# Request:
Identify the lines that contain the word "JSON", then copy them.

#### Data for this task ####

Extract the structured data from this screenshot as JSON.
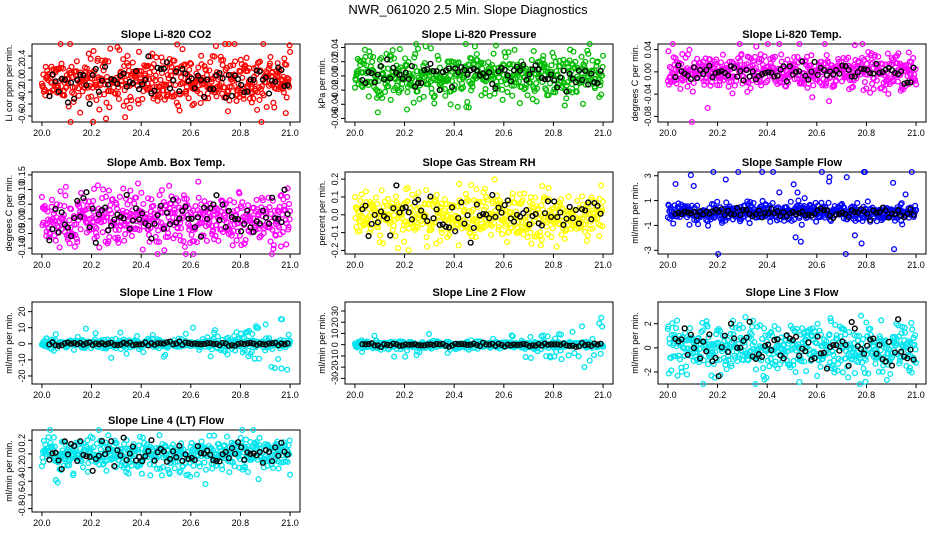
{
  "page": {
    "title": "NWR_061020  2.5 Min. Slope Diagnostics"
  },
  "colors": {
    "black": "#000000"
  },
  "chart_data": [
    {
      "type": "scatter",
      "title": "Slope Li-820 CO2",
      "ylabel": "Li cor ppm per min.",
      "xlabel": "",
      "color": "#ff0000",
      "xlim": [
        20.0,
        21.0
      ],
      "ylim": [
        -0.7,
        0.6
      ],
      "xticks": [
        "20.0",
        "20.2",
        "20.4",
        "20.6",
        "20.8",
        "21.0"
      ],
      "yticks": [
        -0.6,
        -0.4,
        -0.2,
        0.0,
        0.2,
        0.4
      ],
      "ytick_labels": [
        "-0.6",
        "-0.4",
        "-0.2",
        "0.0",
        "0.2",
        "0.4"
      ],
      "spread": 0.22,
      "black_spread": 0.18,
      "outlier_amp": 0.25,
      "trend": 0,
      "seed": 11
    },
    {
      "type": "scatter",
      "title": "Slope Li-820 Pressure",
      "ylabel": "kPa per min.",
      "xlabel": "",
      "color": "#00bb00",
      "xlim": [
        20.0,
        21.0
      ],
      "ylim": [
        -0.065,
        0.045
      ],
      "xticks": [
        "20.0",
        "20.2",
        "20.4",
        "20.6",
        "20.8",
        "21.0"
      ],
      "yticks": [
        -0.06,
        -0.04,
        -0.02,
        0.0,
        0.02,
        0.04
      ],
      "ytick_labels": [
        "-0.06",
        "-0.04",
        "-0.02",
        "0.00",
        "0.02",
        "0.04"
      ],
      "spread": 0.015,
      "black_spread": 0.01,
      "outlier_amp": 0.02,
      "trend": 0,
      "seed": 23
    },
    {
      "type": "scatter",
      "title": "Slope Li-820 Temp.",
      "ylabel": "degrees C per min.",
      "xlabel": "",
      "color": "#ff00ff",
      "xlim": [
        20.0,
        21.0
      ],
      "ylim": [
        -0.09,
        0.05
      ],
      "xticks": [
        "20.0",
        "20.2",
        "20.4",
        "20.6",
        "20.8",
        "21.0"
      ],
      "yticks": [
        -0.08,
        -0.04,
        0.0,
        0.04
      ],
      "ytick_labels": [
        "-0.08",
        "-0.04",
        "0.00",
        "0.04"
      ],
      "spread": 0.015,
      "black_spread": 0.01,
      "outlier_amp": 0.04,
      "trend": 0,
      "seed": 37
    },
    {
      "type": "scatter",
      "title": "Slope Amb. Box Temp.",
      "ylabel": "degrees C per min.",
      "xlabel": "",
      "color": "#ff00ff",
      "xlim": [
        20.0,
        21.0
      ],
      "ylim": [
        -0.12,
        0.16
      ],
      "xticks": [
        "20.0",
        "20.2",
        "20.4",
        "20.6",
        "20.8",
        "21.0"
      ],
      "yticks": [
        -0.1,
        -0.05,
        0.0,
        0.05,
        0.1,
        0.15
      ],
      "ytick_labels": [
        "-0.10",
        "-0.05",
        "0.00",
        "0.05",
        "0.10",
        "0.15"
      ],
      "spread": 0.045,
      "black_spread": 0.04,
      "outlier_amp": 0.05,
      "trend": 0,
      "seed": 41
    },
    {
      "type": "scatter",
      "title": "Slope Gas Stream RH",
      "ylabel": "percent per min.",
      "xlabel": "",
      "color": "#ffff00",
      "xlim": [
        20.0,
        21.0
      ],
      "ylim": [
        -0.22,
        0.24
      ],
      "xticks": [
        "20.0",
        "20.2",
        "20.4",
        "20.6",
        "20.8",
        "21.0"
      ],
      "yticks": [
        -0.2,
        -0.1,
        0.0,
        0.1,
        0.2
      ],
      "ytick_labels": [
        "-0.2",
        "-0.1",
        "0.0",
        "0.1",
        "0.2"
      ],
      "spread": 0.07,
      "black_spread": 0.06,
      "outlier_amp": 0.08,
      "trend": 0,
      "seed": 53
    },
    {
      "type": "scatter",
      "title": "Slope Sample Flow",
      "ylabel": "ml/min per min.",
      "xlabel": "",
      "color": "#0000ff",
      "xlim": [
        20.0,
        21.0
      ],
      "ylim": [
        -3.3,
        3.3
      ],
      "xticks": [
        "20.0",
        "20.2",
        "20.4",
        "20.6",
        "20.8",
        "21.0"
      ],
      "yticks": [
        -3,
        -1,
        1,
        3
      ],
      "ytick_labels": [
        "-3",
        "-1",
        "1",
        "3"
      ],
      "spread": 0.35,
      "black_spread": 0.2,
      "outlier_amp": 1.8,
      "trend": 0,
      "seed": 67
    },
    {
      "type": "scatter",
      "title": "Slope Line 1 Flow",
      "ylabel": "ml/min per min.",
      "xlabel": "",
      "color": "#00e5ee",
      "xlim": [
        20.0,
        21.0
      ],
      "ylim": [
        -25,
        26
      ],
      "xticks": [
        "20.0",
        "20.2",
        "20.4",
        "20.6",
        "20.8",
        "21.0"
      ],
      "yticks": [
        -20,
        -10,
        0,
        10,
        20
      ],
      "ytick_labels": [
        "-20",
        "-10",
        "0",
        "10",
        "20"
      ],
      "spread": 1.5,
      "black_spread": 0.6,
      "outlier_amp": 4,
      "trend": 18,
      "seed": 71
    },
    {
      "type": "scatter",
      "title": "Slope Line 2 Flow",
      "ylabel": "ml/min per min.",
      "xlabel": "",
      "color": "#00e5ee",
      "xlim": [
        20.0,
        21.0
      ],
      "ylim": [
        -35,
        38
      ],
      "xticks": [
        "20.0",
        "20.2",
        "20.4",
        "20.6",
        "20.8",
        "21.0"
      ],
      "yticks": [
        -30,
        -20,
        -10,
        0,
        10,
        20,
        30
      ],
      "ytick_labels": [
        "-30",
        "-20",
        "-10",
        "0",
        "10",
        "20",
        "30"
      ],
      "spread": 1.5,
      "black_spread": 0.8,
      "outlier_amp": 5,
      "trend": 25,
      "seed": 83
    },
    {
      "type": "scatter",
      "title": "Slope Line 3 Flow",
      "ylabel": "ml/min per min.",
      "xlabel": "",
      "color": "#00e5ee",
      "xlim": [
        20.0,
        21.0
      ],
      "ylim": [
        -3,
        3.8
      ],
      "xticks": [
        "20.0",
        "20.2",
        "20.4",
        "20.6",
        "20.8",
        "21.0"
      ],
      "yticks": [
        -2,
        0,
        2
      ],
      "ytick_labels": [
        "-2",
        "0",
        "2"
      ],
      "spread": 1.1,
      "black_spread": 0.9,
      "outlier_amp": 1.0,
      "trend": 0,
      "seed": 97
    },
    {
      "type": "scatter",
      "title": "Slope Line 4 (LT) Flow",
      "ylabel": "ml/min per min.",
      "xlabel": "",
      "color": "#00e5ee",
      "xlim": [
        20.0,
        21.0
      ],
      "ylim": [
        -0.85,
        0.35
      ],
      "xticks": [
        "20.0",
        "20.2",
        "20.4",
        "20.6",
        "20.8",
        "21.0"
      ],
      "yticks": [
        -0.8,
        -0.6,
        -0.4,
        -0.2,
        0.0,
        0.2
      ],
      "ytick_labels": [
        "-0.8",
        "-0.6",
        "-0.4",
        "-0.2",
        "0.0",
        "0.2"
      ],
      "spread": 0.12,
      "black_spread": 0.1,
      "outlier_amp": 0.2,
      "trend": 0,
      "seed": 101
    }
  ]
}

####
#### Data for this task ####

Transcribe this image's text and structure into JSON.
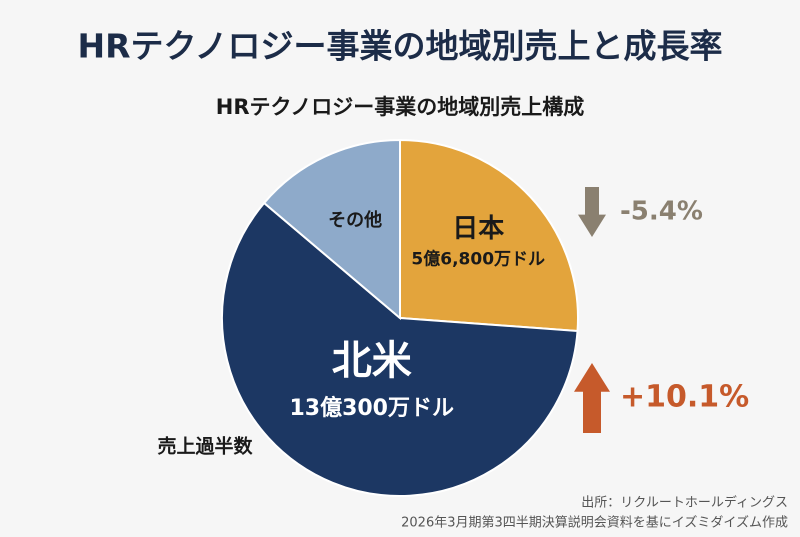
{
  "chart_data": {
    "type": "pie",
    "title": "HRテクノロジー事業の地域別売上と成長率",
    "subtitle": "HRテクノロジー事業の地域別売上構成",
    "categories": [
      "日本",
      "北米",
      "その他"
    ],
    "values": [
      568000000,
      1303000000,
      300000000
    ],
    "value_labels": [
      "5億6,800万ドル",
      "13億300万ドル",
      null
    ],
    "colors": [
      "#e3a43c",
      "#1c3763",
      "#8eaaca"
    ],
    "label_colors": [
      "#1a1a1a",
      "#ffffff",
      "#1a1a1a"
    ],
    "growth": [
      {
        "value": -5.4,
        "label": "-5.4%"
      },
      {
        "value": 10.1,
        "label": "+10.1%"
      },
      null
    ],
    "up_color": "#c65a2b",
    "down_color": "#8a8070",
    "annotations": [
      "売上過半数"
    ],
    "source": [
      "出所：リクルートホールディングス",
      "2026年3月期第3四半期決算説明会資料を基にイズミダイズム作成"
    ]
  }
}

####

# Result for this task:
Extract the structured data from this screenshot as JSON.
Transcribe this image's text and structure into JSON.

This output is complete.